-- Begin Data provided --
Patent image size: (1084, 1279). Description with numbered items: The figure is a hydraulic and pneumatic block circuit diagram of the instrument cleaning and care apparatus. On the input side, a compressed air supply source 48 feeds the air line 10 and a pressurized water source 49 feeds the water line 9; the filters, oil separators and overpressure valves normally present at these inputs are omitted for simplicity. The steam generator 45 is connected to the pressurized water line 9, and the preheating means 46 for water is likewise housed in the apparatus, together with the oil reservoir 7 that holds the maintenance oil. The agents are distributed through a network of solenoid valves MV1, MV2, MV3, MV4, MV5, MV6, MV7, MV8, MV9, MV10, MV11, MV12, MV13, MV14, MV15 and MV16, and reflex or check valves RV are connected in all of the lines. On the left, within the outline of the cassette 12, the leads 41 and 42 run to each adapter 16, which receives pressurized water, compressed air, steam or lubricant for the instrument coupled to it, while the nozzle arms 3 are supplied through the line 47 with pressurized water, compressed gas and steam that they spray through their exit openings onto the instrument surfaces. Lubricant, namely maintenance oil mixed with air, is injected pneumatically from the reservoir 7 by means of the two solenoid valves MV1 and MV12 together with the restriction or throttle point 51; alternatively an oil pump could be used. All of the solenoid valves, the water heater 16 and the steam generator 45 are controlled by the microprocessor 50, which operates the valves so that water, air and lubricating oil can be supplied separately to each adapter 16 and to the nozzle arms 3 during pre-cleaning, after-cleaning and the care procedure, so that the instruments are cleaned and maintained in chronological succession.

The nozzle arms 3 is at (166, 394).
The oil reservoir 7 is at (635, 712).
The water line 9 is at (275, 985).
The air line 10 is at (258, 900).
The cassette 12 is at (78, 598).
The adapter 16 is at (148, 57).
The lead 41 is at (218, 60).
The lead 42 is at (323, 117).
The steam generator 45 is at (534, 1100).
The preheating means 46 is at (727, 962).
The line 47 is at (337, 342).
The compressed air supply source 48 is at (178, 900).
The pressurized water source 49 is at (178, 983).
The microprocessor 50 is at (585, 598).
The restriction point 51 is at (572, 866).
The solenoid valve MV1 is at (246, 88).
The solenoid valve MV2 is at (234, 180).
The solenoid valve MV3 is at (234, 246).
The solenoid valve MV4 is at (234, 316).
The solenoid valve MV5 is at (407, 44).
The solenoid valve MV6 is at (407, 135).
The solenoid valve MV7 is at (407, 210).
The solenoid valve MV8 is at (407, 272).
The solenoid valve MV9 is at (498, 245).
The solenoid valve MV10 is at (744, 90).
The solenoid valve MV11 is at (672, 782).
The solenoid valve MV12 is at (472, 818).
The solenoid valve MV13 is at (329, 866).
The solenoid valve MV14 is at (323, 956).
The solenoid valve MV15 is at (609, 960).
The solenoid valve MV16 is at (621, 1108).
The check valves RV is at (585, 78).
-- End Data provided --
• _What you are asked to do_
Copy the listing above word for word, keeping every line in its original order.

• _The response_
Patent image size: (1084, 1279). Description with numbered items: The figure is a hydraulic and pneumatic block circuit diagram of the instrument cleaning and care apparatus. On the input side, a compressed air supply source 48 feeds the air line 10 and a pressurized water source 49 feeds the water line 9; the filters, oil separators and overpressure valves normally present at these inputs are omitted for simplicity. The steam generator 45 is connected to the pressurized water line 9, and the preheating means 46 for water is likewise housed in the apparatus, together with the oil reservoir 7 that holds the maintenance oil. The agents are distributed through a network of solenoid valves MV1, MV2, MV3, MV4, MV5, MV6, MV7, MV8, MV9, MV10, MV11, MV12, MV13, MV14, MV15 and MV16, and reflex or check valves RV are connected in all of the lines. On the left, within the outline of the cassette 12, the leads 41 and 42 run to each adapter 16, which receives pressurized water, compressed air, steam or lubricant for the instrument coupled to it, while the nozzle arms 3 are supplied through the line 47 with pressurized water, compressed gas and steam that they spray through their exit openings onto the instrument surfaces. Lubricant, namely maintenance oil mixed with air, is injected pneumatically from the reservoir 7 by means of the two solenoid valves MV1 and MV12 together with the restriction or throttle point 51; alternatively an oil pump could be used. All of the solenoid valves, the water heater 16 and the steam generator 45 are controlled by the microprocessor 50, which operates the valves so that water, air and lubricating oil can be supplied separately to each adapter 16 and to the nozzle arms 3 during pre-cleaning, after-cleaning and the care procedure, so that the instruments are cleaned and maintained in chronological succession.

The nozzle arms 3 is at (166, 394).
The oil reservoir 7 is at (635, 712).
The water line 9 is at (275, 985).
The air line 10 is at (258, 900).
The cassette 12 is at (78, 598).
The adapter 16 is at (148, 57).
The lead 41 is at (218, 60).
The lead 42 is at (323, 117).
The steam generator 45 is at (534, 1100).
The preheating means 46 is at (727, 962).
The line 47 is at (337, 342).
The compressed air supply source 48 is at (178, 900).
The pressurized water source 49 is at (178, 983).
The microprocessor 50 is at (585, 598).
The restriction point 51 is at (572, 866).
The solenoid valve MV1 is at (246, 88).
The solenoid valve MV2 is at (234, 180).
The solenoid valve MV3 is at (234, 246).
The solenoid valve MV4 is at (234, 316).
The solenoid valve MV5 is at (407, 44).
The solenoid valve MV6 is at (407, 135).
The solenoid valve MV7 is at (407, 210).
The solenoid valve MV8 is at (407, 272).
The solenoid valve MV9 is at (498, 245).
The solenoid valve MV10 is at (744, 90).
The solenoid valve MV11 is at (672, 782).
The solenoid valve MV12 is at (472, 818).
The solenoid valve MV13 is at (329, 866).
The solenoid valve MV14 is at (323, 956).
The solenoid valve MV15 is at (609, 960).
The solenoid valve MV16 is at (621, 1108).
The check valves RV is at (585, 78).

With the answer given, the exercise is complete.